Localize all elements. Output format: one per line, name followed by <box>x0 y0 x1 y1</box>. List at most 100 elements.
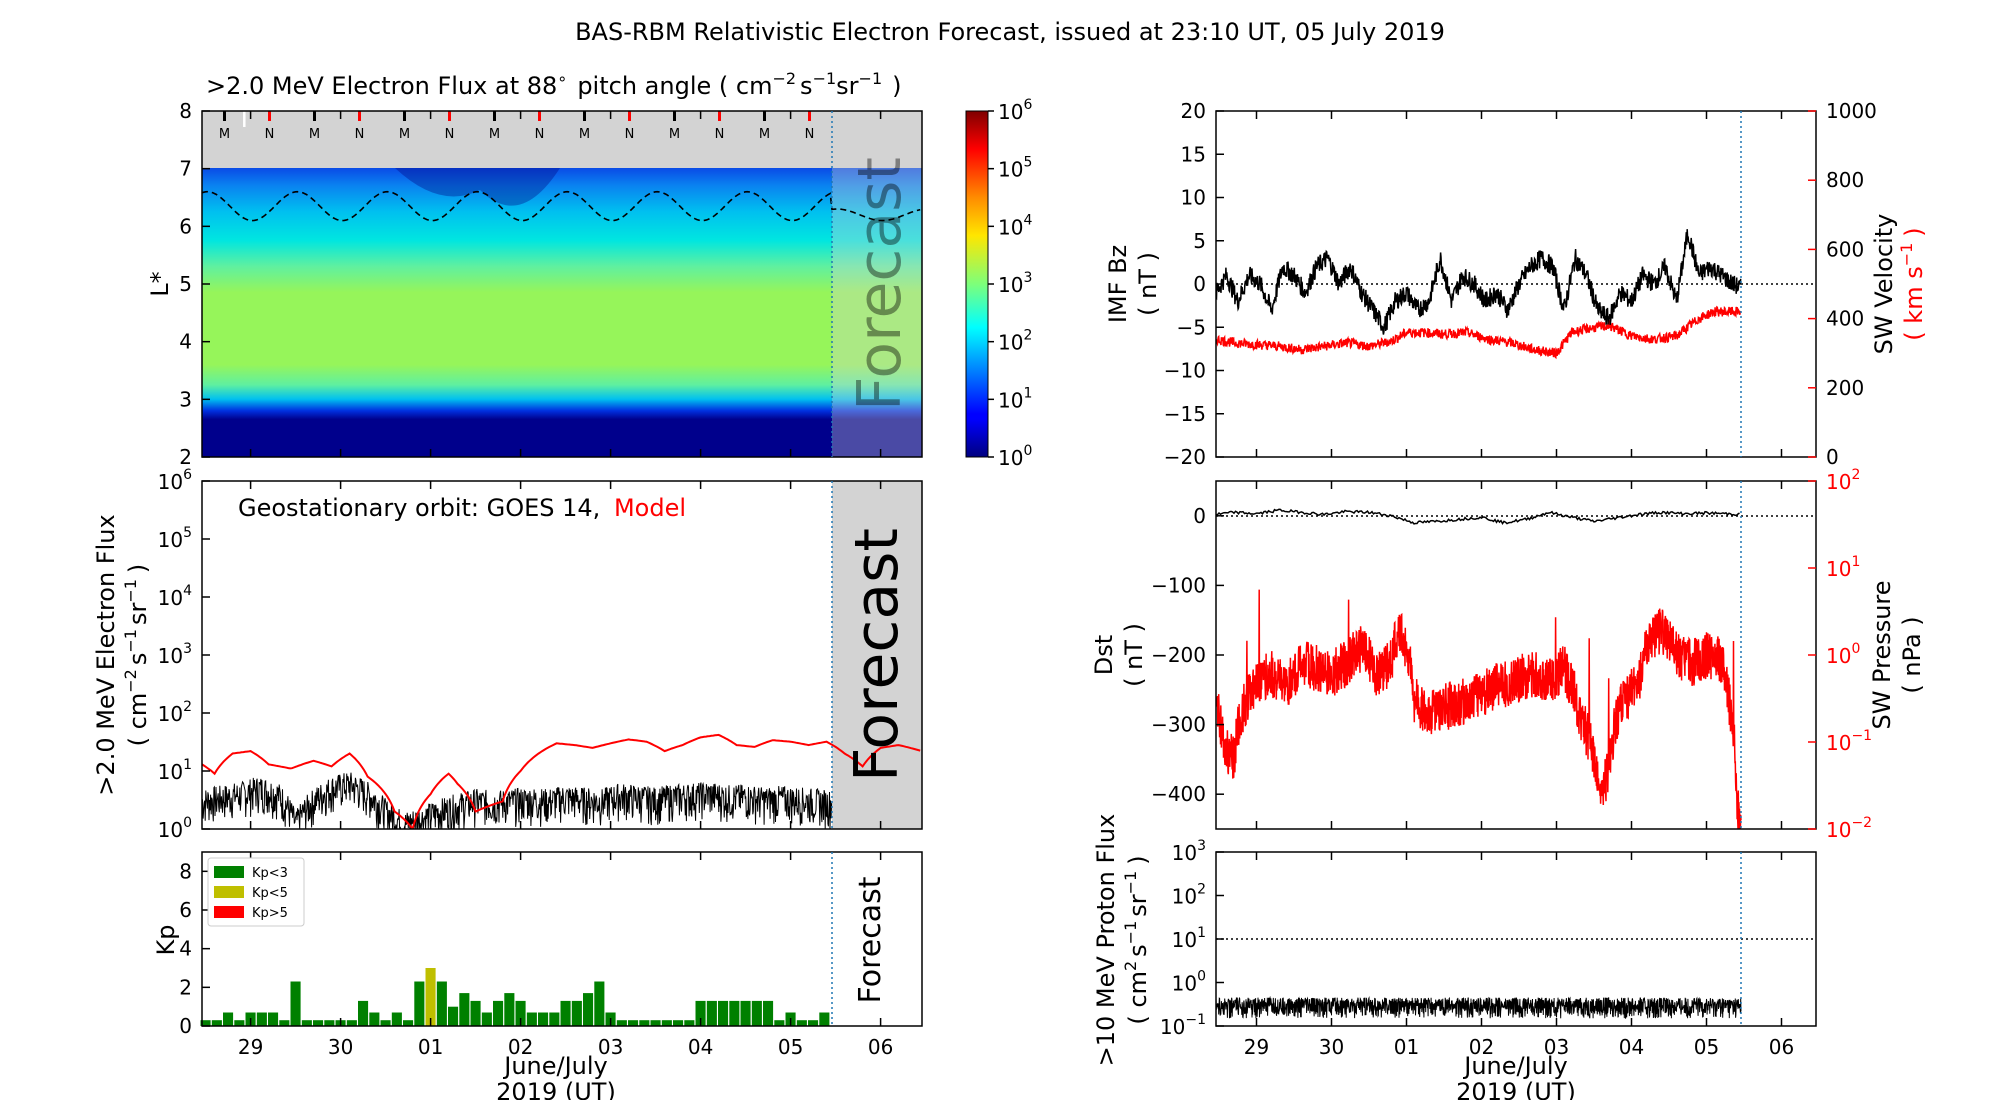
imf-ytick-label: 10 <box>1181 186 1206 210</box>
proton-ytick-label: 101 <box>1172 925 1206 952</box>
kp-bar <box>301 1020 312 1026</box>
proton-ytick-label: 10−1 <box>1160 1012 1206 1039</box>
kp-bar <box>650 1020 661 1026</box>
kp-bar <box>268 1012 279 1026</box>
imf-ylabel-line2: ( nT ) <box>1134 252 1162 316</box>
imf-velocity-ytick-label: 600 <box>1826 237 1864 261</box>
kp-ytick-label: 8 <box>179 859 192 883</box>
dst-ytick-label: −100 <box>1151 573 1206 597</box>
dst-y2label-line1: SW Pressure <box>1868 580 1896 729</box>
kp-bar <box>695 1000 706 1026</box>
kp-bar <box>718 1000 729 1026</box>
kp-legend-label: Kp>5 <box>252 906 288 921</box>
kp-bar <box>470 1000 481 1026</box>
colorbar-tick-label: 103 <box>998 270 1032 297</box>
dst-ytick-label: 0 <box>1193 504 1206 528</box>
kp-bar <box>661 1020 672 1026</box>
kp-bar <box>594 981 605 1026</box>
kp-bar <box>763 1000 774 1026</box>
flux-map-ytick-label: 5 <box>179 272 192 296</box>
orbit-marker-label: N <box>445 127 455 142</box>
imf-velocity-ytick-label: 1000 <box>1826 99 1877 123</box>
kp-bar <box>706 1000 717 1026</box>
kp-bar <box>391 1012 402 1026</box>
geo-flux-annotation: Geostationary orbit: GOES 14, Model <box>238 494 686 522</box>
kp-legend-label: Kp<3 <box>252 866 288 881</box>
orbit-marker-label: M <box>399 127 410 142</box>
kp-bar <box>459 993 470 1026</box>
flux-map-ytick-label: 3 <box>179 387 192 411</box>
dst-panel: −400 −300 −200 −100 0 10−2 10−1 100 101 102 Dst (… <box>1090 467 1926 842</box>
kp-bar <box>515 1000 526 1026</box>
flux-map-title: >2.0 MeV Electron Flux at 88∘ pitch angle… <box>206 69 902 100</box>
imf-bz-line <box>1216 229 1742 335</box>
proton-ylabel-line1: >10 MeV Proton Flux <box>1092 814 1120 1067</box>
orbit-marker-label: M <box>219 127 230 142</box>
kp-xtick-label: 04 <box>688 1035 713 1059</box>
dst-y2label-line2: ( nPa ) <box>1898 616 1926 693</box>
flux-map-ytick-label: 4 <box>179 330 192 354</box>
kp-bar <box>425 968 436 1026</box>
proton-xlabel-line1: June/July <box>1462 1052 1568 1080</box>
dst-ytick-label: −300 <box>1151 713 1206 737</box>
geo-flux-goes-line <box>202 772 833 829</box>
proton-xtick-label: 04 <box>1619 1035 1644 1059</box>
geo-flux-ytick-label: 103 <box>158 641 192 668</box>
geo-flux-forecast-shade <box>832 481 922 829</box>
kp-bar <box>358 1000 369 1026</box>
colorbar-tick-label: 104 <box>998 212 1032 239</box>
colorbar-tick-label: 101 <box>998 385 1032 412</box>
proton-panel: 10−1 100 101 102 103 29 30 01 02 03 04 05 06 >10 MeV… <box>1092 814 1817 1100</box>
kp-legend-swatch <box>214 906 244 918</box>
proton-xtick-label: 29 <box>1244 1035 1269 1059</box>
flux-map-ylabel: L* <box>146 271 174 296</box>
orbit-marker-label: N <box>265 127 275 142</box>
dst-pressure-ytick-label: 101 <box>1826 554 1860 581</box>
kp-xlabel-line2: 2019 (UT) <box>496 1078 616 1100</box>
geo-flux-frame <box>201 480 923 830</box>
kp-xtick-label: 06 <box>868 1035 893 1059</box>
kp-xtick-label: 29 <box>238 1035 263 1059</box>
proton-xlabel-line2: 2019 (UT) <box>1456 1078 1576 1100</box>
kp-bar <box>493 1000 504 1026</box>
dst-ylabel-line2: ( nT ) <box>1120 623 1148 687</box>
colorbar-fill <box>965 110 989 458</box>
kp-legend-label: Kp<5 <box>252 886 288 901</box>
kp-legend-swatch <box>214 886 244 898</box>
kp-bar <box>673 1020 684 1026</box>
dst-pressure-ytick-label: 100 <box>1826 641 1860 668</box>
flux-map-forecast-label: Forecast <box>845 157 915 411</box>
dst-pressure-ytick-label: 10−1 <box>1826 728 1872 755</box>
kp-bar <box>414 981 425 1026</box>
kp-bar <box>526 1012 537 1026</box>
imf-y2label-line1: SW Velocity <box>1870 214 1898 355</box>
kp-bar <box>751 1000 762 1026</box>
colorbar: 100 101 102 103 104 105 106 <box>965 97 1032 470</box>
imf-ytick-label: −5 <box>1177 315 1206 339</box>
kp-bar <box>684 1020 695 1026</box>
orbit-marker-label: N <box>535 127 545 142</box>
imf-ytick-label: 20 <box>1181 99 1206 123</box>
kp-ytick-label: 4 <box>179 937 192 961</box>
kp-bar <box>200 1020 211 1026</box>
orbit-marker-label: N <box>355 127 365 142</box>
dst-pressure-line <box>1216 589 1742 829</box>
geo-flux-ylabel-line2: ( cm−2s−1sr−1) <box>121 564 152 747</box>
kp-bar <box>234 1020 245 1026</box>
orbit-marker-label: M <box>489 127 500 142</box>
dst-pressure-ytick-label: 102 <box>1826 467 1860 494</box>
proton-ylabel-line2: ( cm2s−1sr−1) <box>1121 855 1152 1024</box>
figure-title: BAS-RBM Relativistic Electron Forecast, … <box>575 18 1445 46</box>
imf-ytick-label: 15 <box>1181 142 1206 166</box>
proton-xtick-label: 03 <box>1544 1035 1569 1059</box>
imf-ytick-label: 5 <box>1193 229 1206 253</box>
geo-flux-ytick-label: 101 <box>158 757 192 784</box>
kp-xtick-label: 05 <box>778 1035 803 1059</box>
flux-map-ytick-label: 7 <box>179 157 192 181</box>
orbit-marker-label: M <box>309 127 320 142</box>
kp-bar <box>616 1020 627 1026</box>
imf-velocity-ytick-label: 0 <box>1826 445 1839 469</box>
kp-ytick-label: 2 <box>179 975 192 999</box>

● ● ● ● ●

*Directive*. Change every "kp-bar" in the material above to "kp-index-bar" and reproduce all other lines without alteration. Omit the pictures.

*Expected answer*.
Localize all elements. Output format: one per line, name followed by <box>x0 y0 x1 y1</box>. List at most 100 elements.
imf-ytick-label: 10 <box>1181 186 1206 210</box>
proton-ytick-label: 101 <box>1172 925 1206 952</box>
kp-index-bar <box>301 1020 312 1026</box>
proton-ytick-label: 10−1 <box>1160 1012 1206 1039</box>
kp-index-bar <box>650 1020 661 1026</box>
kp-index-bar <box>268 1012 279 1026</box>
imf-ylabel-line2: ( nT ) <box>1134 252 1162 316</box>
imf-velocity-ytick-label: 600 <box>1826 237 1864 261</box>
kp-ytick-label: 8 <box>179 859 192 883</box>
dst-ytick-label: −100 <box>1151 573 1206 597</box>
dst-y2label-line1: SW Pressure <box>1868 580 1896 729</box>
kp-index-bar <box>695 1000 706 1026</box>
kp-index-bar <box>718 1000 729 1026</box>
kp-legend-label: Kp>5 <box>252 906 288 921</box>
kp-index-bar <box>470 1000 481 1026</box>
colorbar-tick-label: 103 <box>998 270 1032 297</box>
dst-ytick-label: 0 <box>1193 504 1206 528</box>
kp-index-bar <box>661 1020 672 1026</box>
kp-index-bar <box>594 981 605 1026</box>
kp-index-bar <box>763 1000 774 1026</box>
flux-map-ytick-label: 5 <box>179 272 192 296</box>
orbit-marker-label: N <box>445 127 455 142</box>
imf-velocity-ytick-label: 1000 <box>1826 99 1877 123</box>
kp-index-bar <box>706 1000 717 1026</box>
kp-index-bar <box>391 1012 402 1026</box>
geo-flux-annotation: Geostationary orbit: GOES 14, Model <box>238 494 686 522</box>
kp-legend-label: Kp<3 <box>252 866 288 881</box>
orbit-marker-label: M <box>399 127 410 142</box>
kp-index-bar <box>459 993 470 1026</box>
flux-map-ytick-label: 3 <box>179 387 192 411</box>
dst-panel: −400 −300 −200 −100 0 10−2 10−1 100 101 102 Dst (… <box>1090 467 1926 842</box>
kp-index-bar <box>515 1000 526 1026</box>
flux-map-title: >2.0 MeV Electron Flux at 88∘ pitch angle… <box>206 69 902 100</box>
imf-bz-line <box>1216 229 1742 335</box>
proton-ylabel-line1: >10 MeV Proton Flux <box>1092 814 1120 1067</box>
orbit-marker-label: M <box>219 127 230 142</box>
kp-xtick-label: 04 <box>688 1035 713 1059</box>
dst-y2label-line2: ( nPa ) <box>1898 616 1926 693</box>
flux-map-ytick-label: 4 <box>179 330 192 354</box>
kp-index-bar <box>425 968 436 1026</box>
proton-xlabel-line1: June/July <box>1462 1052 1568 1080</box>
dst-ytick-label: −300 <box>1151 713 1206 737</box>
geo-flux-goes-line <box>202 772 833 829</box>
proton-xtick-label: 04 <box>1619 1035 1644 1059</box>
geo-flux-ytick-label: 103 <box>158 641 192 668</box>
geo-flux-forecast-shade <box>832 481 922 829</box>
kp-index-bar <box>358 1000 369 1026</box>
colorbar-tick-label: 104 <box>998 212 1032 239</box>
colorbar-tick-label: 101 <box>998 385 1032 412</box>
proton-panel: 10−1 100 101 102 103 29 30 01 02 03 04 05 06 >10 MeV… <box>1092 814 1817 1100</box>
kp-legend-swatch <box>214 906 244 918</box>
proton-xtick-label: 29 <box>1244 1035 1269 1059</box>
flux-map-ylabel: L* <box>146 271 174 296</box>
orbit-marker-label: N <box>265 127 275 142</box>
dst-pressure-ytick-label: 101 <box>1826 554 1860 581</box>
kp-xlabel-line2: 2019 (UT) <box>496 1078 616 1100</box>
geo-flux-frame <box>201 480 923 830</box>
kp-xtick-label: 06 <box>868 1035 893 1059</box>
kp-xtick-label: 29 <box>238 1035 263 1059</box>
proton-xlabel-line2: 2019 (UT) <box>1456 1078 1576 1100</box>
kp-index-bar <box>493 1000 504 1026</box>
dst-ylabel-line2: ( nT ) <box>1120 623 1148 687</box>
colorbar-fill <box>965 110 989 458</box>
kp-legend-label: Kp<5 <box>252 886 288 901</box>
kp-legend-swatch <box>214 886 244 898</box>
kp-index-bar <box>673 1020 684 1026</box>
dst-pressure-ytick-label: 100 <box>1826 641 1860 668</box>
flux-map-forecast-label: Forecast <box>845 157 915 411</box>
dst-pressure-ytick-label: 10−1 <box>1826 728 1872 755</box>
kp-index-bar <box>414 981 425 1026</box>
kp-index-bar <box>526 1012 537 1026</box>
imf-y2label-line1: SW Velocity <box>1870 214 1898 355</box>
kp-index-bar <box>751 1000 762 1026</box>
colorbar: 100 101 102 103 104 105 106 <box>965 97 1032 470</box>
imf-ytick-label: −5 <box>1177 315 1206 339</box>
kp-index-bar <box>684 1020 695 1026</box>
orbit-marker-label: N <box>535 127 545 142</box>
imf-ytick-label: 20 <box>1181 99 1206 123</box>
kp-ytick-label: 4 <box>179 937 192 961</box>
kp-index-bar <box>200 1020 211 1026</box>
orbit-marker-label: N <box>355 127 365 142</box>
dst-pressure-line <box>1216 589 1742 829</box>
geo-flux-ylabel-line2: ( cm−2s−1sr−1) <box>121 564 152 747</box>
kp-index-bar <box>234 1020 245 1026</box>
orbit-marker-label: M <box>489 127 500 142</box>
dst-pressure-ytick-label: 102 <box>1826 467 1860 494</box>
proton-ylabel-line2: ( cm2s−1sr−1) <box>1121 855 1152 1024</box>
figure-title: BAS-RBM Relativistic Electron Forecast, … <box>575 18 1445 46</box>
imf-ytick-label: 15 <box>1181 142 1206 166</box>
proton-xtick-label: 03 <box>1544 1035 1569 1059</box>
imf-ytick-label: 5 <box>1193 229 1206 253</box>
geo-flux-ytick-label: 101 <box>158 757 192 784</box>
kp-xtick-label: 05 <box>778 1035 803 1059</box>
flux-map-ytick-label: 7 <box>179 157 192 181</box>
orbit-marker-label: M <box>309 127 320 142</box>
kp-index-bar <box>616 1020 627 1026</box>
imf-velocity-ytick-label: 0 <box>1826 445 1839 469</box>
kp-ytick-label: 2 <box>179 975 192 999</box>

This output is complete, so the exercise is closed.